[Dokumen Sumber]
28 Juni 2019

Nagano Rasa Nano Nano


Salah satu sudut kota Nagano
Sambil menunggu Tur TRAVELdonk Jepang yang akan dimulai dalam beberapa hari lagi, kami berdua jalan-jalan ke Nagano. Tempat ini kami pilih karena udaranya yang relatif sejuk sekalipun sedang musim panas. Nagano terletak di areal pegunungan berjarak sekitar 250 km dari Tokyo. Ibukota prefektur dengan nama yang sama ini dapat ditempuh menggunakan kereta cepat shinkansen dalam waktu kurang dari 1,5 jam saja. Namun, kami tidak naik kereta yang dapat melaju hingga 260 km/jam itu karena ongkosnya yang cukup mahal, yaitu sekitar ¥8,000 atau Rp 1 juta lebih. Pilihan kami jatuh pada bus Willer Express yang jauh lebih ekonomis.

[Bahan Tugas]
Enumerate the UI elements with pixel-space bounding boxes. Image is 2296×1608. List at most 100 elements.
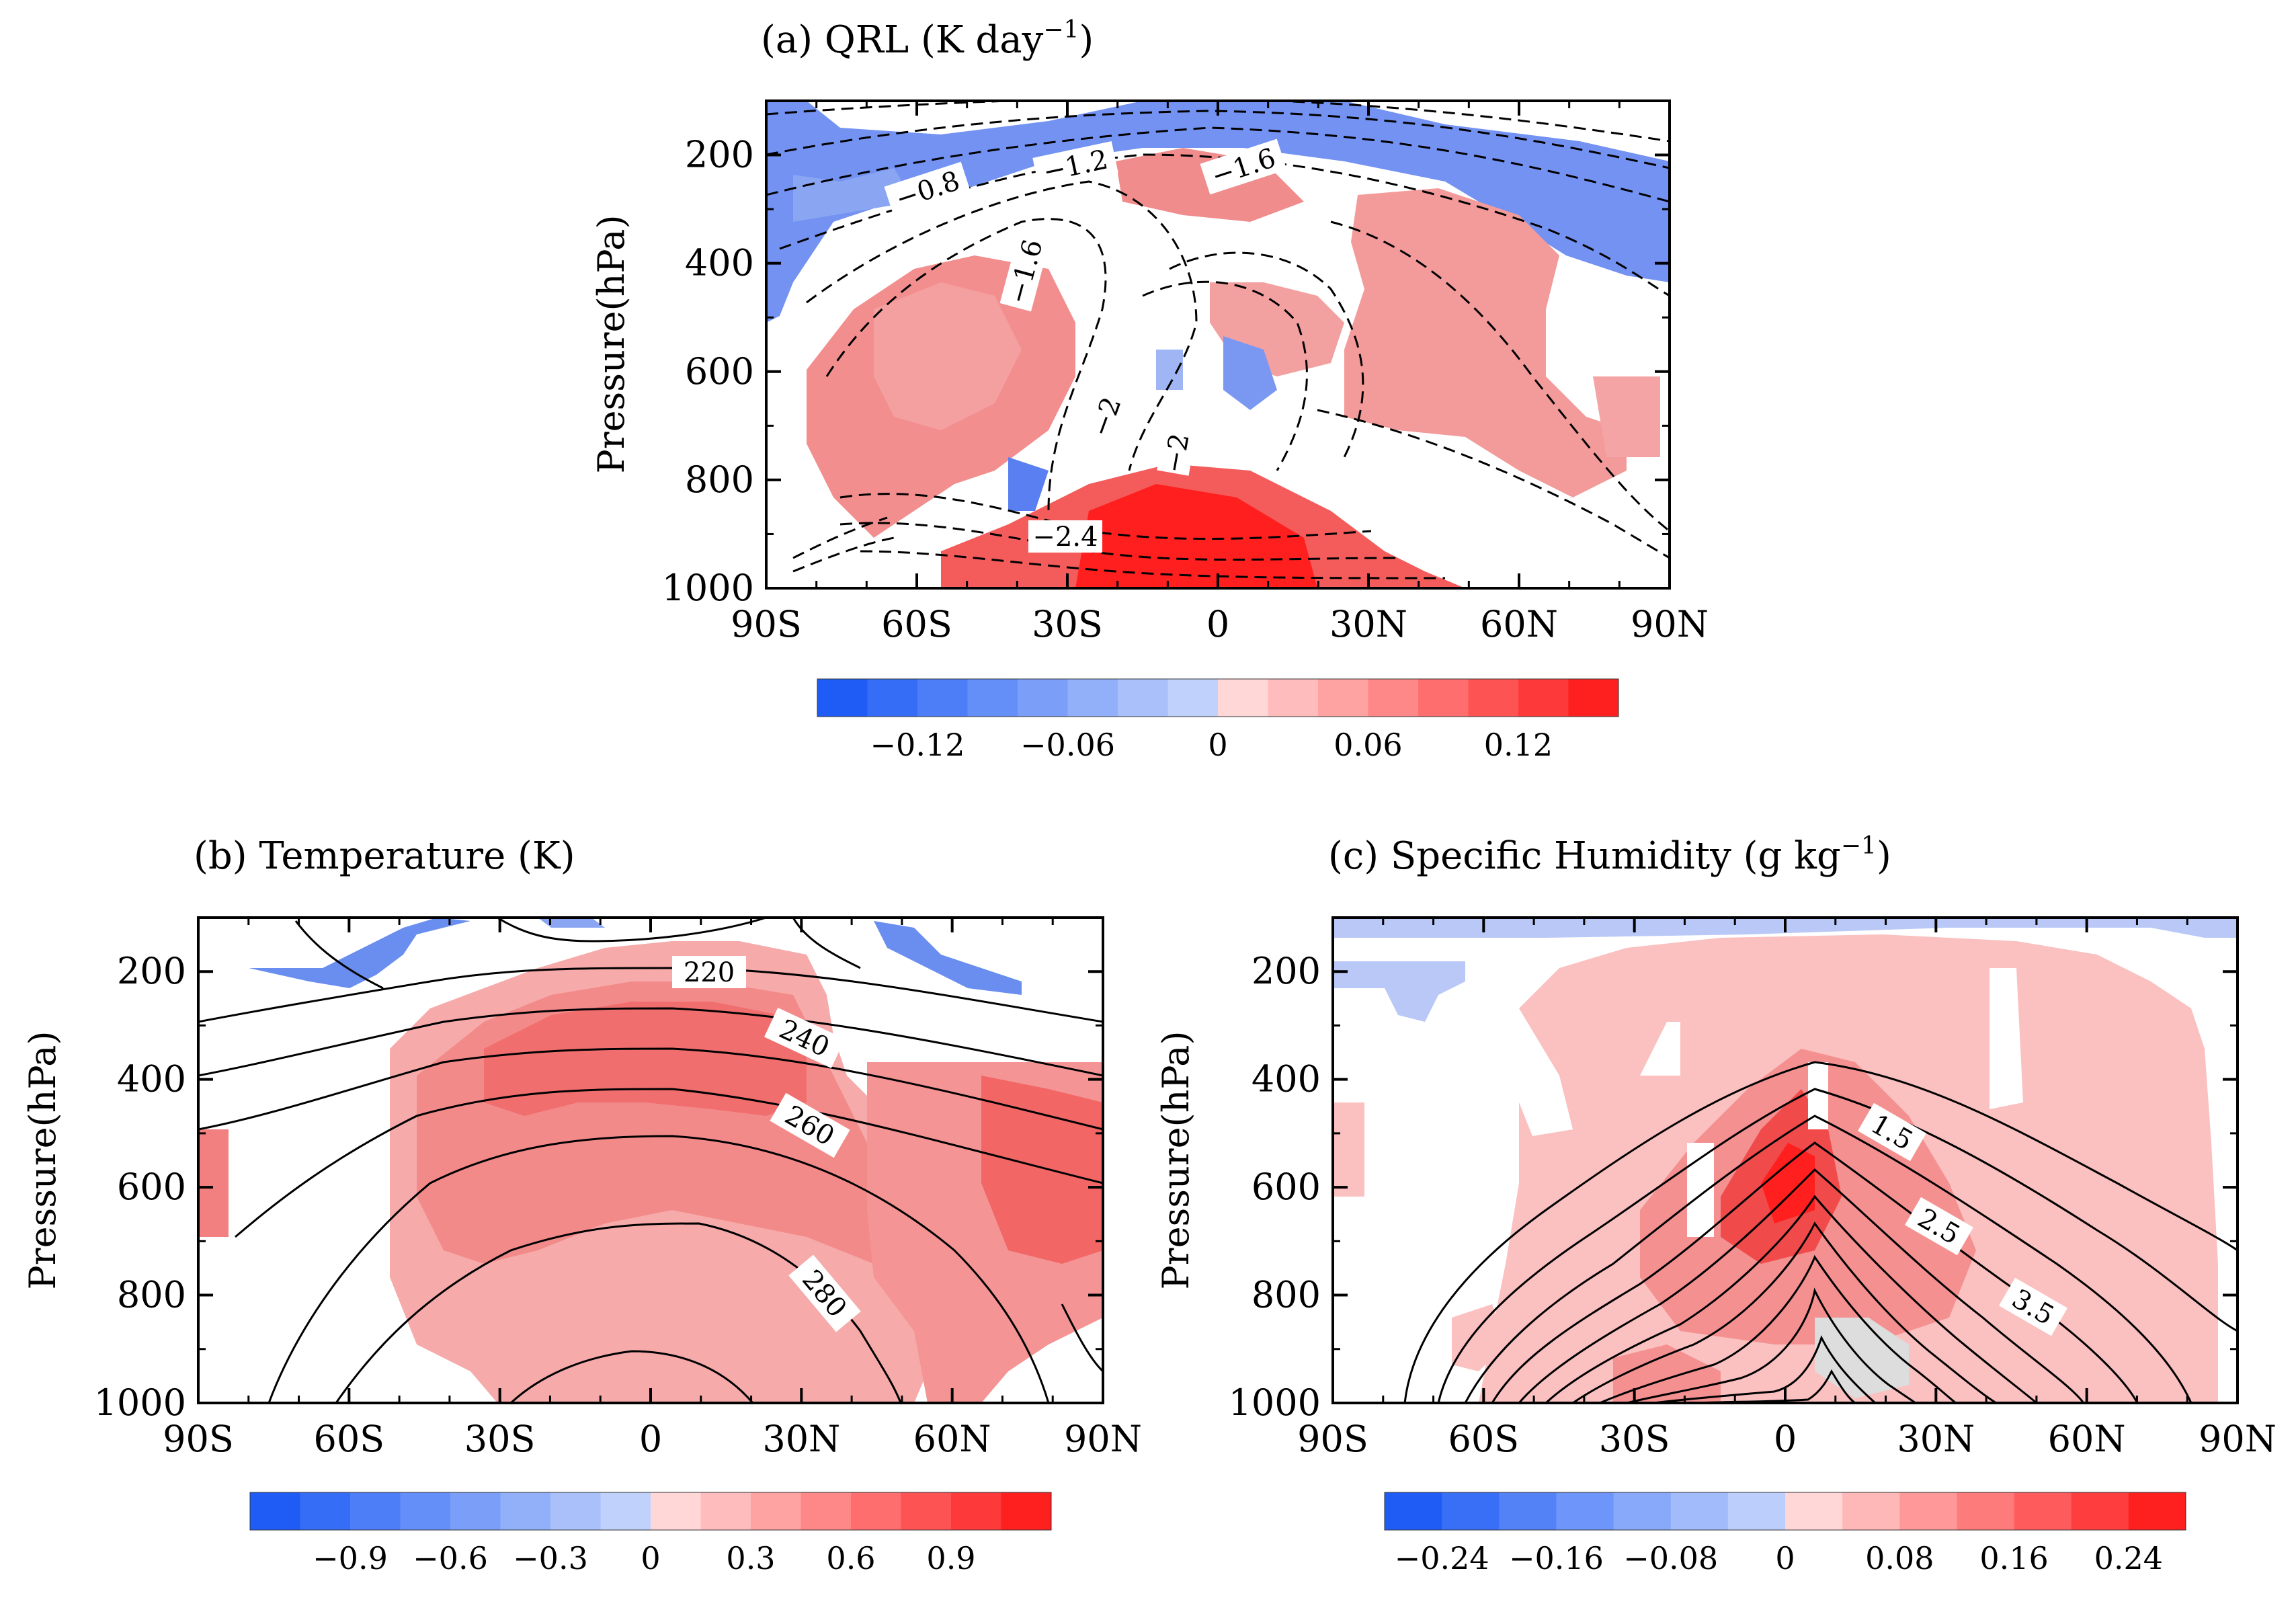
panel-c: (c) Specific Humidity (g kg−1) xyxy=(1155,832,2277,1576)
contour-label: 220 xyxy=(684,957,735,988)
colorbar-swatch xyxy=(967,679,1018,717)
colorbar-swatch xyxy=(1499,1492,1557,1530)
x-tick-label: 60S xyxy=(313,1418,384,1460)
colorbar-tick-label: −0.6 xyxy=(413,1540,488,1576)
panel-c-title: (c) Specific Humidity (g kg−1) xyxy=(1328,832,1891,878)
colorbar-swatch xyxy=(917,679,968,717)
y-tick-label: 400 xyxy=(685,242,754,284)
y-tick-label: 600 xyxy=(685,350,754,393)
colorbar-tick-label: 0.16 xyxy=(1979,1540,2048,1576)
y-tick-label: 1000 xyxy=(1229,1381,1321,1424)
colorbar-swatch xyxy=(1018,679,1068,717)
panel-a-colorbar: −0.12 −0.06 0 0.06 0.12 xyxy=(817,678,1619,763)
x-tick-label: 30N xyxy=(1329,603,1407,645)
colorbar-tick-label: 0.9 xyxy=(926,1540,975,1576)
colorbar-tick-label: −0.08 xyxy=(1623,1540,1718,1576)
x-tick-label: 60S xyxy=(1448,1418,1519,1460)
x-tick-label: 30N xyxy=(762,1418,840,1460)
panel-b-ylabel: Pressure(hPa) xyxy=(22,1031,64,1289)
colorbar-swatch xyxy=(1067,679,1118,717)
x-tick-label: 90N xyxy=(1631,603,1709,645)
x-tick-label: 60N xyxy=(913,1418,991,1460)
colorbar-swatch xyxy=(2014,1492,2072,1530)
y-tick-label: 800 xyxy=(117,1274,186,1316)
colorbar-swatch xyxy=(1957,1492,2015,1530)
colorbar-tick-label: −0.12 xyxy=(870,727,965,763)
colorbar-swatch xyxy=(1418,679,1469,717)
colorbar-swatch xyxy=(500,1492,551,1530)
colorbar-swatch xyxy=(1442,1492,1500,1530)
x-tick-label: 90N xyxy=(2199,1418,2277,1460)
colorbar-tick-label: −0.16 xyxy=(1509,1540,1604,1576)
panel-a-shading xyxy=(766,101,1670,588)
colorbar-swatch xyxy=(1518,679,1569,717)
colorbar-swatch xyxy=(2128,1492,2186,1530)
colorbar-tick-label: 0 xyxy=(1775,1540,1795,1576)
panel-c-colorbar: −0.24 −0.16 −0.08 0 0.08 0.16 0.24 xyxy=(1384,1492,2186,1576)
x-tick-label: 30S xyxy=(464,1418,536,1460)
colorbar-swatch xyxy=(1613,1492,1672,1530)
colorbar-tick-label: 0.6 xyxy=(826,1540,875,1576)
panel-a: (a) QRL (K day−1) xyxy=(590,16,1709,763)
y-tick-label: 1000 xyxy=(662,567,754,609)
x-tick-label: 30S xyxy=(1599,1418,1670,1460)
x-tick-label: 90S xyxy=(731,603,802,645)
colorbar-swatch xyxy=(751,1492,801,1530)
colorbar-frame xyxy=(1384,1492,2186,1531)
colorbar-swatch xyxy=(951,1492,1001,1530)
panel-b-plot-area: 220 240 260 280 xyxy=(198,918,1103,1403)
contour-label: −2 xyxy=(1158,431,1196,475)
y-tick-label: 200 xyxy=(1252,950,1321,992)
colorbar-swatch xyxy=(450,1492,501,1530)
colorbar-swatch xyxy=(600,1492,651,1530)
colorbar-swatch xyxy=(1001,1492,1052,1530)
colorbar-swatch xyxy=(1218,679,1268,717)
colorbar-swatch xyxy=(250,1492,300,1530)
y-tick-label: 600 xyxy=(1252,1166,1321,1208)
y-tick-label: 400 xyxy=(1252,1058,1321,1100)
colorbar-swatch xyxy=(801,1492,852,1530)
colorbar-swatch xyxy=(901,1492,952,1530)
panel-a-plot-area: −0.8 −1.2 −1.6 −1.6 −2 −2 −2.4 xyxy=(766,101,1670,588)
x-tick-label: 0 xyxy=(1206,603,1229,645)
panel-c-plot-area: 1.5 2.5 3.5 xyxy=(1333,918,2238,1403)
colorbar-swatch xyxy=(300,1492,351,1530)
colorbar-swatch xyxy=(1268,679,1319,717)
colorbar-swatch xyxy=(350,1492,401,1530)
colorbar-frame xyxy=(817,678,1619,717)
colorbar-tick-label: 0.08 xyxy=(1865,1540,1934,1576)
x-tick-label: 30S xyxy=(1032,603,1103,645)
colorbar-tick-label: 0.06 xyxy=(1334,727,1402,763)
panel-b-contours xyxy=(198,918,1103,1403)
colorbar-swatch xyxy=(550,1492,601,1530)
colorbar-tick-label: 0 xyxy=(641,1540,660,1576)
colorbar-swatch xyxy=(651,1492,701,1530)
x-tick-label: 60N xyxy=(2048,1418,2126,1460)
x-tick-label: 60S xyxy=(881,603,952,645)
colorbar-frame xyxy=(249,1492,1052,1531)
x-tick-label: 60N xyxy=(1480,603,1558,645)
panel-b-contour-labels: 220 240 260 280 xyxy=(672,956,861,1332)
colorbar-tick-label: 0.12 xyxy=(1484,727,1553,763)
panel-b-colorbar: −0.9 −0.6 −0.3 0 0.3 0.6 0.9 xyxy=(249,1492,1052,1576)
colorbar-tick-label: 0 xyxy=(1208,727,1227,763)
y-tick-label: 800 xyxy=(685,458,754,501)
colorbar-swatch xyxy=(1468,679,1519,717)
colorbar-swatch xyxy=(400,1492,451,1530)
colorbar-swatch xyxy=(1568,679,1619,717)
colorbar-swatch xyxy=(700,1492,751,1530)
colorbar-tick-label: 0.3 xyxy=(726,1540,775,1576)
y-tick-label: 200 xyxy=(117,950,186,992)
panel-c-ylabel: Pressure(hPa) xyxy=(1155,1031,1197,1289)
colorbar-swatch xyxy=(1385,1492,1442,1530)
x-tick-label: 30N xyxy=(1897,1418,1975,1460)
colorbar-swatch xyxy=(817,679,868,717)
panel-b: (b) Temperature (K) xyxy=(22,834,1142,1576)
colorbar-swatch xyxy=(1899,1492,1957,1530)
colorbar-swatch xyxy=(1167,679,1219,717)
x-tick-label: 0 xyxy=(1774,1418,1797,1460)
panel-b-shading xyxy=(198,918,1103,1403)
x-tick-label: 90S xyxy=(163,1418,234,1460)
y-tick-label: 400 xyxy=(117,1058,186,1100)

[Petunjuk Pengerjaan]
A - Menurut tulisan tentang Nagano, berapa jarak Nagano dari Tokyo?
B - Kembalikan tanpa perubahan baris-baris dalam catatan yang dimulai dari baris berisi "panel-c: (c) Specific" dan diakhiri baris berisi "panel-b-ylabel: Pressure(hPa) xyxy=(22,1031,64,1289)", kedua baris itu ikut disertakan.

[Hasil yang Diharapkan]
A - Sekitar 250 km.

B -
panel-c: (c) Specific Humidity (g kg−1) xyxy=(1155,832,2277,1576)
contour-label: 220 xyxy=(684,957,735,988)
colorbar-swatch xyxy=(967,679,1018,717)
colorbar-swatch xyxy=(1499,1492,1557,1530)
x-tick-label: 60S xyxy=(313,1418,384,1460)
colorbar-tick-label: −0.6 xyxy=(413,1540,488,1576)
panel-c-title: (c) Specific Humidity (g kg−1) xyxy=(1328,832,1891,878)
colorbar-swatch xyxy=(917,679,968,717)
y-tick-label: 400 xyxy=(685,242,754,284)
y-tick-label: 600 xyxy=(685,350,754,393)
colorbar-tick-label: 0.16 xyxy=(1979,1540,2048,1576)
y-tick-label: 1000 xyxy=(1229,1381,1321,1424)
colorbar-swatch xyxy=(1018,679,1068,717)
panel-a-colorbar: −0.12 −0.06 0 0.06 0.12 xyxy=(817,678,1619,763)
x-tick-label: 30N xyxy=(1329,603,1407,645)
colorbar-tick-label: 0.9 xyxy=(926,1540,975,1576)
colorbar-tick-label: −0.08 xyxy=(1623,1540,1718,1576)
x-tick-label: 60S xyxy=(1448,1418,1519,1460)
x-tick-label: 30N xyxy=(762,1418,840,1460)
panel-b-ylabel: Pressure(hPa) xyxy=(22,1031,64,1289)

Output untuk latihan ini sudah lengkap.